**EXERCISE**
Your task is to quote the material that follows, in full and exactly.

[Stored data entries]
* start *

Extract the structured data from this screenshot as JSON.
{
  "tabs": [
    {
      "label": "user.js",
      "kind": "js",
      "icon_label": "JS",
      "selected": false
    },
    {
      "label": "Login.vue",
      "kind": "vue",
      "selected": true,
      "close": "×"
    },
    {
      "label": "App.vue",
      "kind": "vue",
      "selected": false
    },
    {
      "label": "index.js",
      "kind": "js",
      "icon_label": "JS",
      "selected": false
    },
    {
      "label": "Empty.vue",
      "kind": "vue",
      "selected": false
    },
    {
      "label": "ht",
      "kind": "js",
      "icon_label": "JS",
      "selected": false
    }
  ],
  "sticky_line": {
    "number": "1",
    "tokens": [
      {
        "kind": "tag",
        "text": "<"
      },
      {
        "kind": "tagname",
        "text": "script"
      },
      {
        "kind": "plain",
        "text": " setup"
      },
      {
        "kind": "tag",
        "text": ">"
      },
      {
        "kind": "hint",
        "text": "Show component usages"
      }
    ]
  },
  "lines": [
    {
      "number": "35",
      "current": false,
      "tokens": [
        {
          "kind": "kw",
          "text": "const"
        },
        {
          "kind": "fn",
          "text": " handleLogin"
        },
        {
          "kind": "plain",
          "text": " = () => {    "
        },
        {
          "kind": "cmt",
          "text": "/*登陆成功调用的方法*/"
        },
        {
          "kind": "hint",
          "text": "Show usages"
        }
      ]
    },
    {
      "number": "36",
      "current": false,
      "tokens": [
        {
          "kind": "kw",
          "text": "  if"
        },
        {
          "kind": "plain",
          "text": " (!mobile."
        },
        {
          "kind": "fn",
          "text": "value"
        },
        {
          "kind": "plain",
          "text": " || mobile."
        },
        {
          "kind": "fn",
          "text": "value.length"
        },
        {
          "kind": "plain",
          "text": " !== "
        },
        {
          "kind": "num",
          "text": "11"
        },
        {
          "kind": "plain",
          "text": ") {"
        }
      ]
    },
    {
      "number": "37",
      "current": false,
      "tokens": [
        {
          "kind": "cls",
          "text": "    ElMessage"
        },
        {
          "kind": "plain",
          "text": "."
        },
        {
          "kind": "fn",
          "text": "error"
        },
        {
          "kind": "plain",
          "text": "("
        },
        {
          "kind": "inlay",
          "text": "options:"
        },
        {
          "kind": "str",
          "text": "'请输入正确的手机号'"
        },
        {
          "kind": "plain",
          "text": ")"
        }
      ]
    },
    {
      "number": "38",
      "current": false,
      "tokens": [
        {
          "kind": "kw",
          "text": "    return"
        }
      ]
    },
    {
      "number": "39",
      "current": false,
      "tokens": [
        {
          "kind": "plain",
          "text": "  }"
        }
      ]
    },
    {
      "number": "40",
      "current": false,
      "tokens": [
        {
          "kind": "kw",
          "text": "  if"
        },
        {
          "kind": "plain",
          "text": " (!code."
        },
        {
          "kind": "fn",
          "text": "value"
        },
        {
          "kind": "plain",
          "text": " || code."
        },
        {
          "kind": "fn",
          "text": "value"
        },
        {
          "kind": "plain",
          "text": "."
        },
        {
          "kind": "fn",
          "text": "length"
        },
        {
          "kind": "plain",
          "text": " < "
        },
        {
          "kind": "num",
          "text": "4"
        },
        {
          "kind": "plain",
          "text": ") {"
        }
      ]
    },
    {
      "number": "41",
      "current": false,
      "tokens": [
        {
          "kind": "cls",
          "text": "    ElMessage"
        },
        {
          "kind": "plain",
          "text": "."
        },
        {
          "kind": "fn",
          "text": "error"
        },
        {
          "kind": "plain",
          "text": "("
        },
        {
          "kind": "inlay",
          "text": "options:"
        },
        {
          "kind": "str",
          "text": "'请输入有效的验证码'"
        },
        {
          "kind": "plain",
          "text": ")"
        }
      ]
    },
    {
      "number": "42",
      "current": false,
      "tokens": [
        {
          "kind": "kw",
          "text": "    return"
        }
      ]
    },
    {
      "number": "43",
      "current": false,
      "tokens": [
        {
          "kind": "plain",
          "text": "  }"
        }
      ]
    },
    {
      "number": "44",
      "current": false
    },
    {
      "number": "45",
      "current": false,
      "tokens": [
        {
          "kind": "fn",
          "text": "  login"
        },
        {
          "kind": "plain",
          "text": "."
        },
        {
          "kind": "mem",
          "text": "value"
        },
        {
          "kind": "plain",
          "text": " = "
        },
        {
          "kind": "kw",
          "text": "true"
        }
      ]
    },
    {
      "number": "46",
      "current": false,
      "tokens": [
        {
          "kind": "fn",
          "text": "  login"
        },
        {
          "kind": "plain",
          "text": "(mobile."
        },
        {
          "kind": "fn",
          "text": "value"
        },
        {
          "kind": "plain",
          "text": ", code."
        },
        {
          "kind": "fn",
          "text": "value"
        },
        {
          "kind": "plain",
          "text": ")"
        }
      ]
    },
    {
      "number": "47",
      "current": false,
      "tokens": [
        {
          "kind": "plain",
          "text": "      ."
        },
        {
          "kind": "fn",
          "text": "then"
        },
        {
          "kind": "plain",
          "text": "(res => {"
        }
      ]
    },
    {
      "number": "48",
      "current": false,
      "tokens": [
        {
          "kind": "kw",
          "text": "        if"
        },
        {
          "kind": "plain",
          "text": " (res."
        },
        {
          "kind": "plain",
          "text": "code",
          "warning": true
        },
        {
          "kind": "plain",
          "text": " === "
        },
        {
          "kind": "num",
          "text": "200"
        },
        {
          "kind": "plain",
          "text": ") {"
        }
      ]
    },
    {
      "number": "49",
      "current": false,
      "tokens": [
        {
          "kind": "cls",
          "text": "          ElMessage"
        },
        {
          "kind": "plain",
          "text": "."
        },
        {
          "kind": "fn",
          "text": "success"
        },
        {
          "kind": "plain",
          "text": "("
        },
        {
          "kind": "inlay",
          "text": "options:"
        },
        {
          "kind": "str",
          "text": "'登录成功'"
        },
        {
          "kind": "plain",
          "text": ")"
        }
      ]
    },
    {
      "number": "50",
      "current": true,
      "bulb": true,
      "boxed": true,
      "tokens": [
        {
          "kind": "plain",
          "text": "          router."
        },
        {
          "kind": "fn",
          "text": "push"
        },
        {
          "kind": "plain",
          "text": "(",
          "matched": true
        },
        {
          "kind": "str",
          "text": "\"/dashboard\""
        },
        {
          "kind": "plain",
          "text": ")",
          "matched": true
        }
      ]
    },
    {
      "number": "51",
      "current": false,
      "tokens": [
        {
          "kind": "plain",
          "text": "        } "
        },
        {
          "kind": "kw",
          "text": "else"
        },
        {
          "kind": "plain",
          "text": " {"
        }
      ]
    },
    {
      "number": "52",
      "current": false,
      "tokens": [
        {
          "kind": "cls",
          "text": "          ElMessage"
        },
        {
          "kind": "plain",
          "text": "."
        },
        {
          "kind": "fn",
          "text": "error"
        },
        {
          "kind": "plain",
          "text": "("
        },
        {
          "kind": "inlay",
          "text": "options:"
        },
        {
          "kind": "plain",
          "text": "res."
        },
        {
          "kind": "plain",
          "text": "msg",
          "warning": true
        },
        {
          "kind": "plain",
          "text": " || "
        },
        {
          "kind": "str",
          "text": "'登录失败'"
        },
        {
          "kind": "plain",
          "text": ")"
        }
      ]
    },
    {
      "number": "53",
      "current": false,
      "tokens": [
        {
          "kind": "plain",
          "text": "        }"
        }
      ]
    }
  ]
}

* end *

**WORKED SOLUTION**
Extract the structured data from this screenshot as JSON.
{
  "tabs": [
    {
      "label": "user.js",
      "kind": "js",
      "icon_label": "JS",
      "selected": false
    },
    {
      "label": "Login.vue",
      "kind": "vue",
      "selected": true,
      "close": "×"
    },
    {
      "label": "App.vue",
      "kind": "vue",
      "selected": false
    },
    {
      "label": "index.js",
      "kind": "js",
      "icon_label": "JS",
      "selected": false
    },
    {
      "label": "Empty.vue",
      "kind": "vue",
      "selected": false
    },
    {
      "label": "ht",
      "kind": "js",
      "icon_label": "JS",
      "selected": false
    }
  ],
  "sticky_line": {
    "number": "1",
    "tokens": [
      {
        "kind": "tag",
        "text": "<"
      },
      {
        "kind": "tagname",
        "text": "script"
      },
      {
        "kind": "plain",
        "text": " setup"
      },
      {
        "kind": "tag",
        "text": ">"
      },
      {
        "kind": "hint",
        "text": "Show component usages"
      }
    ]
  },
  "lines": [
    {
      "number": "35",
      "current": false,
      "tokens": [
        {
          "kind": "kw",
          "text": "const"
        },
        {
          "kind": "fn",
          "text": " handleLogin"
        },
        {
          "kind": "plain",
          "text": " = () => {    "
        },
        {
          "kind": "cmt",
          "text": "/*登陆成功调用的方法*/"
        },
        {
          "kind": "hint",
          "text": "Show usages"
        }
      ]
    },
    {
      "number": "36",
      "current": false,
      "tokens": [
        {
          "kind": "kw",
          "text": "  if"
        },
        {
          "kind": "plain",
          "text": " (!mobile."
        },
        {
          "kind": "fn",
          "text": "value"
        },
        {
          "kind": "plain",
          "text": " || mobile."
        },
        {
          "kind": "fn",
          "text": "value.length"
        },
        {
          "kind": "plain",
          "text": " !== "
        },
        {
          "kind": "num",
          "text": "11"
        },
        {
          "kind": "plain",
          "text": ") {"
        }
      ]
    },
    {
      "number": "37",
      "current": false,
      "tokens": [
        {
          "kind": "cls",
          "text": "    ElMessage"
        },
        {
          "kind": "plain",
          "text": "."
        },
        {
          "kind": "fn",
          "text": "error"
        },
        {
          "kind": "plain",
          "text": "("
        },
        {
          "kind": "inlay",
          "text": "options:"
        },
        {
          "kind": "str",
          "text": "'请输入正确的手机号'"
        },
        {
          "kind": "plain",
          "text": ")"
        }
      ]
    },
    {
      "number": "38",
      "current": false,
      "tokens": [
        {
          "kind": "kw",
          "text": "    return"
        }
      ]
    },
    {
      "number": "39",
      "current": false,
      "tokens": [
        {
          "kind": "plain",
          "text": "  }"
        }
      ]
    },
    {
      "number": "40",
      "current": false,
      "tokens": [
        {
          "kind": "kw",
          "text": "  if"
        },
        {
          "kind": "plain",
          "text": " (!code."
        },
        {
          "kind": "fn",
          "text": "value"
        },
        {
          "kind": "plain",
          "text": " || code."
        },
        {
          "kind": "fn",
          "text": "value"
        },
        {
          "kind": "plain",
          "text": "."
        },
        {
          "kind": "fn",
          "text": "length"
        },
        {
          "kind": "plain",
          "text": " < "
        },
        {
          "kind": "num",
          "text": "4"
        },
        {
          "kind": "plain",
          "text": ") {"
        }
      ]
    },
    {
      "number": "41",
      "current": false,
      "tokens": [
        {
          "kind": "cls",
          "text": "    ElMessage"
        },
        {
          "kind": "plain",
          "text": "."
        },
        {
          "kind": "fn",
          "text": "error"
        },
        {
          "kind": "plain",
          "text": "("
        },
        {
          "kind": "inlay",
          "text": "options:"
        },
        {
          "kind": "str",
          "text": "'请输入有效的验证码'"
        },
        {
          "kind": "plain",
          "text": ")"
        }
      ]
    },
    {
      "number": "42",
      "current": false,
      "tokens": [
        {
          "kind": "kw",
          "text": "    return"
        }
      ]
    },
    {
      "number": "43",
      "current": false,
      "tokens": [
        {
          "kind": "plain",
          "text": "  }"
        }
      ]
    },
    {
      "number": "44",
      "current": false
    },
    {
      "number": "45",
      "current": false,
      "tokens": [
        {
          "kind": "fn",
          "text": "  login"
        },
        {
          "kind": "plain",
          "text": "."
        },
        {
          "kind": "mem",
          "text": "value"
        },
        {
          "kind": "plain",
          "text": " = "
        },
        {
          "kind": "kw",
          "text": "true"
        }
      ]
    },
    {
      "number": "46",
      "current": false,
      "tokens": [
        {
          "kind": "fn",
          "text": "  login"
        },
        {
          "kind": "plain",
          "text": "(mobile."
        },
        {
          "kind": "fn",
          "text": "value"
        },
        {
          "kind": "plain",
          "text": ", code."
        },
        {
          "kind": "fn",
          "text": "value"
        },
        {
          "kind": "plain",
          "text": ")"
        }
      ]
    },
    {
      "number": "47",
      "current": false,
      "tokens": [
        {
          "kind": "plain",
          "text": "      ."
        },
        {
          "kind": "fn",
          "text": "then"
        },
        {
          "kind": "plain",
          "text": "(res => {"
        }
      ]
    },
    {
      "number": "48",
      "current": false,
      "tokens": [
        {
          "kind": "kw",
          "text": "        if"
        },
        {
          "kind": "plain",
          "text": " (res."
        },
        {
          "kind": "plain",
          "text": "code",
          "warning": true
        },
        {
          "kind": "plain",
          "text": " === "
        },
        {
          "kind": "num",
          "text": "200"
        },
        {
          "kind": "plain",
          "text": ") {"
        }
      ]
    },
    {
      "number": "49",
      "current": false,
      "tokens": [
        {
          "kind": "cls",
          "text": "          ElMessage"
        },
        {
          "kind": "plain",
          "text": "."
        },
        {
          "kind": "fn",
          "text": "success"
        },
        {
          "kind": "plain",
          "text": "("
        },
        {
          "kind": "inlay",
          "text": "options:"
        },
        {
          "kind": "str",
          "text": "'登录成功'"
        },
        {
          "kind": "plain",
          "text": ")"
        }
      ]
    },
    {
      "number": "50",
      "current": true,
      "bulb": true,
      "boxed": true,
      "tokens": [
        {
          "kind": "plain",
          "text": "          router."
        },
        {
          "kind": "fn",
          "text": "push"
        },
        {
          "kind": "plain",
          "text": "(",
          "matched": true
        },
        {
          "kind": "str",
          "text": "\"/dashboard\""
        },
        {
          "kind": "plain",
          "text": ")",
          "matched": true
        }
      ]
    },
    {
      "number": "51",
      "current": false,
      "tokens": [
        {
          "kind": "plain",
          "text": "        } "
        },
        {
          "kind": "kw",
          "text": "else"
        },
        {
          "kind": "plain",
          "text": " {"
        }
      ]
    },
    {
      "number": "52",
      "current": false,
      "tokens": [
        {
          "kind": "cls",
          "text": "          ElMessage"
        },
        {
          "kind": "plain",
          "text": "."
        },
        {
          "kind": "fn",
          "text": "error"
        },
        {
          "kind": "plain",
          "text": "("
        },
        {
          "kind": "inlay",
          "text": "options:"
        },
        {
          "kind": "plain",
          "text": "res."
        },
        {
          "kind": "plain",
          "text": "msg",
          "warning": true
        },
        {
          "kind": "plain",
          "text": " || "
        },
        {
          "kind": "str",
          "text": "'登录失败'"
        },
        {
          "kind": "plain",
          "text": ")"
        }
      ]
    },
    {
      "number": "53",
      "current": false,
      "tokens": [
        {
          "kind": "plain",
          "text": "        }"
        }
      ]
    }
  ]
}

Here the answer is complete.